-- START Data provided --

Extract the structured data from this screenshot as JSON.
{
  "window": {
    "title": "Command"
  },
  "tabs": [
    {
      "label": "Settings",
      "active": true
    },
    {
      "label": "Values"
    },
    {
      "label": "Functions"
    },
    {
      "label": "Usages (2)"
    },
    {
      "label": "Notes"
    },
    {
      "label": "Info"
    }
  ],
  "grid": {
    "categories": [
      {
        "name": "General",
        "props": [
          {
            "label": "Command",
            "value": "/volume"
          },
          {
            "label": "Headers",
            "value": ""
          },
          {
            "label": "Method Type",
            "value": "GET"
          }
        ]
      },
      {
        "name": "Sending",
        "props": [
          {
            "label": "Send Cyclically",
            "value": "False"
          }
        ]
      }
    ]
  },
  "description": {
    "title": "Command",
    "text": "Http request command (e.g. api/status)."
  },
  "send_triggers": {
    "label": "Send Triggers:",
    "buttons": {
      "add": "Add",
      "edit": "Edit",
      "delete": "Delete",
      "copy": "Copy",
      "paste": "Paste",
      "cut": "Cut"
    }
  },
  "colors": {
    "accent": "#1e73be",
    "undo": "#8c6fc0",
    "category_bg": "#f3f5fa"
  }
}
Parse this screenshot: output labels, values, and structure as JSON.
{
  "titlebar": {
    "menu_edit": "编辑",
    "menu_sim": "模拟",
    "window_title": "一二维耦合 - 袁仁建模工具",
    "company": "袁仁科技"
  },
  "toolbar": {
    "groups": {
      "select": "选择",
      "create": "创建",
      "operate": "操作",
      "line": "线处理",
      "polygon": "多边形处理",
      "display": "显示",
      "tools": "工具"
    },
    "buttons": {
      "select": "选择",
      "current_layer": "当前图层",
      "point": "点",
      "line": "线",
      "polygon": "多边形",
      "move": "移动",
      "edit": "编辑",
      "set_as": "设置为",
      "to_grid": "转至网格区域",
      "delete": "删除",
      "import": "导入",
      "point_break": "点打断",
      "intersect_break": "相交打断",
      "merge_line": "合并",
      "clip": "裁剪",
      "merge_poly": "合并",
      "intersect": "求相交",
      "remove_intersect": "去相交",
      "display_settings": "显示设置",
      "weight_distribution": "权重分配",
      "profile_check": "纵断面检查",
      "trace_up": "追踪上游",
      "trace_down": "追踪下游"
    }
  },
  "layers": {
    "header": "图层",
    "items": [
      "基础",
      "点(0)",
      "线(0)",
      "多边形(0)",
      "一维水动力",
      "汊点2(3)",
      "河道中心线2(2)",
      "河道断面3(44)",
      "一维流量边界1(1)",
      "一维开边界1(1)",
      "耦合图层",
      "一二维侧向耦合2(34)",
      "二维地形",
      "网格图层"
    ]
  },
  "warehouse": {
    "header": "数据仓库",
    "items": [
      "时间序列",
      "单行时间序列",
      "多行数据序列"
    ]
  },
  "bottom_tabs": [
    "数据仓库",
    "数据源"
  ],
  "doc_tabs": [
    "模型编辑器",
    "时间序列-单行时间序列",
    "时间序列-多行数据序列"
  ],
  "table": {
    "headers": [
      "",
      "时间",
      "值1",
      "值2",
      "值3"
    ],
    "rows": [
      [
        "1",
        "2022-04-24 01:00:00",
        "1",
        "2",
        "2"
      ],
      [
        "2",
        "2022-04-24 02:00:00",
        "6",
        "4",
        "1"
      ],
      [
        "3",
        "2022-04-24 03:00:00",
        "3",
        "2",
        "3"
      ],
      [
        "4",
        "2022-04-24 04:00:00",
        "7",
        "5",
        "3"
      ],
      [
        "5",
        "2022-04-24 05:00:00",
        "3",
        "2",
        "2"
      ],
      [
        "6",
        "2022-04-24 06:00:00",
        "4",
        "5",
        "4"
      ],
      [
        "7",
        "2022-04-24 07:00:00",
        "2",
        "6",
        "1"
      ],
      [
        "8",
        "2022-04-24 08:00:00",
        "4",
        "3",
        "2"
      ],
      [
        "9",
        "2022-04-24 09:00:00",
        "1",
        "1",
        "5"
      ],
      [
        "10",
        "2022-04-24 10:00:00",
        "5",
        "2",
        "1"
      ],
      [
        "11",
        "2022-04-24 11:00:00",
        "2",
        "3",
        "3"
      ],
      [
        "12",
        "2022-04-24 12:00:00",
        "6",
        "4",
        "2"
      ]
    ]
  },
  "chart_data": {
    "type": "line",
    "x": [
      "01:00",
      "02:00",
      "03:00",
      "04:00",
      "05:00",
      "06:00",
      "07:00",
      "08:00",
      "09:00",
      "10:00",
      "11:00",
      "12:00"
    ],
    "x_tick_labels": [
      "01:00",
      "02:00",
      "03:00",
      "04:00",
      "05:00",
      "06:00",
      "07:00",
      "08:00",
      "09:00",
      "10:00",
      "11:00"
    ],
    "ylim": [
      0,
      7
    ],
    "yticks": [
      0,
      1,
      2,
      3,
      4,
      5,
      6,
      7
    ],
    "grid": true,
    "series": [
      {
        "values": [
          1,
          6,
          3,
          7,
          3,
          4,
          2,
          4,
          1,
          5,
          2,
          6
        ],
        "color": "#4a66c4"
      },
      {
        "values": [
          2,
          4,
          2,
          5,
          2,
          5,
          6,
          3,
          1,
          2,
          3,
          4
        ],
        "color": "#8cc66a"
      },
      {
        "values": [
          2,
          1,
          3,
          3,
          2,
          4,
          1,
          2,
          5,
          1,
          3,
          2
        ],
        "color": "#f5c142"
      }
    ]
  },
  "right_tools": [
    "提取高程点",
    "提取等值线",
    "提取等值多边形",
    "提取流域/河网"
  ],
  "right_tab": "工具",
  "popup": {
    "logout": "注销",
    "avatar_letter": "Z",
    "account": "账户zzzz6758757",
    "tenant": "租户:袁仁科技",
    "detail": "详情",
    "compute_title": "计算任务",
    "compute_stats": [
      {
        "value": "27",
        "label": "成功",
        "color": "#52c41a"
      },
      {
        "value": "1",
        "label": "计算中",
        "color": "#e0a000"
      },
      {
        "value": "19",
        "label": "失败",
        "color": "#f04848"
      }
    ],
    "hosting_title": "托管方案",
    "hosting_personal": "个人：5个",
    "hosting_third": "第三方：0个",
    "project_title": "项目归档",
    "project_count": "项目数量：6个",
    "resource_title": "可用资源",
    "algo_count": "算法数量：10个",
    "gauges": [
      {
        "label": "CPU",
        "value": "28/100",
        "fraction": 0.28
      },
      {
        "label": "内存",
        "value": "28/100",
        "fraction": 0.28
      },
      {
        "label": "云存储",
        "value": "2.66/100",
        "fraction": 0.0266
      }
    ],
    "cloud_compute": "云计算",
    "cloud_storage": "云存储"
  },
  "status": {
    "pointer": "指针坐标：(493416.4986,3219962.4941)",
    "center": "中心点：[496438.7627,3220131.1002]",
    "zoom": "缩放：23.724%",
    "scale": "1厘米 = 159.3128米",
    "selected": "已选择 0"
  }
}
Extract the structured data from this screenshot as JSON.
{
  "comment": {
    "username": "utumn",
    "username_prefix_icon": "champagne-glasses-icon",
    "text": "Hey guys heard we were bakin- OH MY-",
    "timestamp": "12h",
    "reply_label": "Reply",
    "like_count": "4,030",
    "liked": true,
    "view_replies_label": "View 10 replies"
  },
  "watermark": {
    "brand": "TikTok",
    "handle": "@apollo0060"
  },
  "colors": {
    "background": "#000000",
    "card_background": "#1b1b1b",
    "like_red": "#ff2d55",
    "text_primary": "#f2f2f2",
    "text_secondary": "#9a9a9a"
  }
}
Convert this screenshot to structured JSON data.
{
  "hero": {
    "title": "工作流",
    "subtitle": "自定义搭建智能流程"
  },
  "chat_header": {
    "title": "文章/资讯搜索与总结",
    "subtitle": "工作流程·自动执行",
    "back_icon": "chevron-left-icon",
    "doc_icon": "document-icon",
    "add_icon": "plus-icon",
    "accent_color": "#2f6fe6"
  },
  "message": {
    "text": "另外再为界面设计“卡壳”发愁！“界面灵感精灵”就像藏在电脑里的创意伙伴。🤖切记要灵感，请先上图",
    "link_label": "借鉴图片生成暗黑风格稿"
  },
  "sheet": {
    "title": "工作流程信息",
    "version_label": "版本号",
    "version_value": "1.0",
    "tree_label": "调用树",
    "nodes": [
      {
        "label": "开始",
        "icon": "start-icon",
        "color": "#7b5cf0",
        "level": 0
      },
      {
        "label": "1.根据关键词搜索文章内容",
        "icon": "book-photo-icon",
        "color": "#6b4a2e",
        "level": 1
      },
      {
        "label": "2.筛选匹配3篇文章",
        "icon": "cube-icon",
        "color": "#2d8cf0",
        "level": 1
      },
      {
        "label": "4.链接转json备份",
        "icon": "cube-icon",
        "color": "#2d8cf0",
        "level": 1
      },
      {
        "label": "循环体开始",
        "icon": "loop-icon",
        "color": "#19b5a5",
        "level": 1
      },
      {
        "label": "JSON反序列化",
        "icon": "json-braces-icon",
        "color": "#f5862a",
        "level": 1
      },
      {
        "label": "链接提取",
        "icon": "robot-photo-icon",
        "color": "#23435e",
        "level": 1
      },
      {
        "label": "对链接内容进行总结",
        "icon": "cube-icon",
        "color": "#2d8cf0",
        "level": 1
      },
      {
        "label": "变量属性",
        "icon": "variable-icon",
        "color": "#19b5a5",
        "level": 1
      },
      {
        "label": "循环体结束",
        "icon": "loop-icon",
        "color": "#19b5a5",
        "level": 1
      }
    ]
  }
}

-- END Data provided --

**Directions:** Filter the listing above by the word "subtitle"; copy each line that passes.

**Answer:**
    "subtitle": "自定义搭建智能流程"
    "subtitle": "工作流程·自动执行",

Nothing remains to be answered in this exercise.